■ YOUR INSTRUCTIONS ■
Reproduce the listing that follows with no differences at all.

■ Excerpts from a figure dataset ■
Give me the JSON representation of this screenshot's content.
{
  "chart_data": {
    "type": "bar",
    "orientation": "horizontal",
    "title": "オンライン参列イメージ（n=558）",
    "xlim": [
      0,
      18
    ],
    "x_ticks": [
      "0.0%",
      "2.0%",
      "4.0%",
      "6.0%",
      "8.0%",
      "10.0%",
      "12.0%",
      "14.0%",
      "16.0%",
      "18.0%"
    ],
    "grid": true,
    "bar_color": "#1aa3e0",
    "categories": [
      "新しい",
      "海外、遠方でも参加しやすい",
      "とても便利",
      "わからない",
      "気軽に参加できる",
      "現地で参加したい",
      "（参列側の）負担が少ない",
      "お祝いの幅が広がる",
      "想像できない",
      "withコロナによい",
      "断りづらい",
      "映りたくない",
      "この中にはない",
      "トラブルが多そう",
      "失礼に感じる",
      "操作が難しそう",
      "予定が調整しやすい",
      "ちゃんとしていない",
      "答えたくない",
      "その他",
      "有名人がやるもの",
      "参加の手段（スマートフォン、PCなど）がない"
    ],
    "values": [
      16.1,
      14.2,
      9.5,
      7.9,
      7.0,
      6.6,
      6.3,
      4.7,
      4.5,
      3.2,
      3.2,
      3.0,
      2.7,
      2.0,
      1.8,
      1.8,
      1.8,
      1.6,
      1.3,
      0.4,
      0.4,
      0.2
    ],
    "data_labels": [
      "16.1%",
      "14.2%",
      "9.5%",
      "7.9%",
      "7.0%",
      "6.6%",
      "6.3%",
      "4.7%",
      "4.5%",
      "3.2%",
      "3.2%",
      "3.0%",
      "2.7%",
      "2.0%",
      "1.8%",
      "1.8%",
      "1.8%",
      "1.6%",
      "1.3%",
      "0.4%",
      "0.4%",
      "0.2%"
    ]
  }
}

■ RESULT FOR THIS EXERCISE ■
Give me the JSON representation of this screenshot's content.
{
  "chart_data": {
    "type": "bar",
    "orientation": "horizontal",
    "title": "オンライン参列イメージ（n=558）",
    "xlim": [
      0,
      18
    ],
    "x_ticks": [
      "0.0%",
      "2.0%",
      "4.0%",
      "6.0%",
      "8.0%",
      "10.0%",
      "12.0%",
      "14.0%",
      "16.0%",
      "18.0%"
    ],
    "grid": true,
    "bar_color": "#1aa3e0",
    "categories": [
      "新しい",
      "海外、遠方でも参加しやすい",
      "とても便利",
      "わからない",
      "気軽に参加できる",
      "現地で参加したい",
      "（参列側の）負担が少ない",
      "お祝いの幅が広がる",
      "想像できない",
      "withコロナによい",
      "断りづらい",
      "映りたくない",
      "この中にはない",
      "トラブルが多そう",
      "失礼に感じる",
      "操作が難しそう",
      "予定が調整しやすい",
      "ちゃんとしていない",
      "答えたくない",
      "その他",
      "有名人がやるもの",
      "参加の手段（スマートフォン、PCなど）がない"
    ],
    "values": [
      16.1,
      14.2,
      9.5,
      7.9,
      7.0,
      6.6,
      6.3,
      4.7,
      4.5,
      3.2,
      3.2,
      3.0,
      2.7,
      2.0,
      1.8,
      1.8,
      1.8,
      1.6,
      1.3,
      0.4,
      0.4,
      0.2
    ],
    "data_labels": [
      "16.1%",
      "14.2%",
      "9.5%",
      "7.9%",
      "7.0%",
      "6.6%",
      "6.3%",
      "4.7%",
      "4.5%",
      "3.2%",
      "3.2%",
      "3.0%",
      "2.7%",
      "2.0%",
      "1.8%",
      "1.8%",
      "1.8%",
      "1.6%",
      "1.3%",
      "0.4%",
      "0.4%",
      "0.2%"
    ]
  }
}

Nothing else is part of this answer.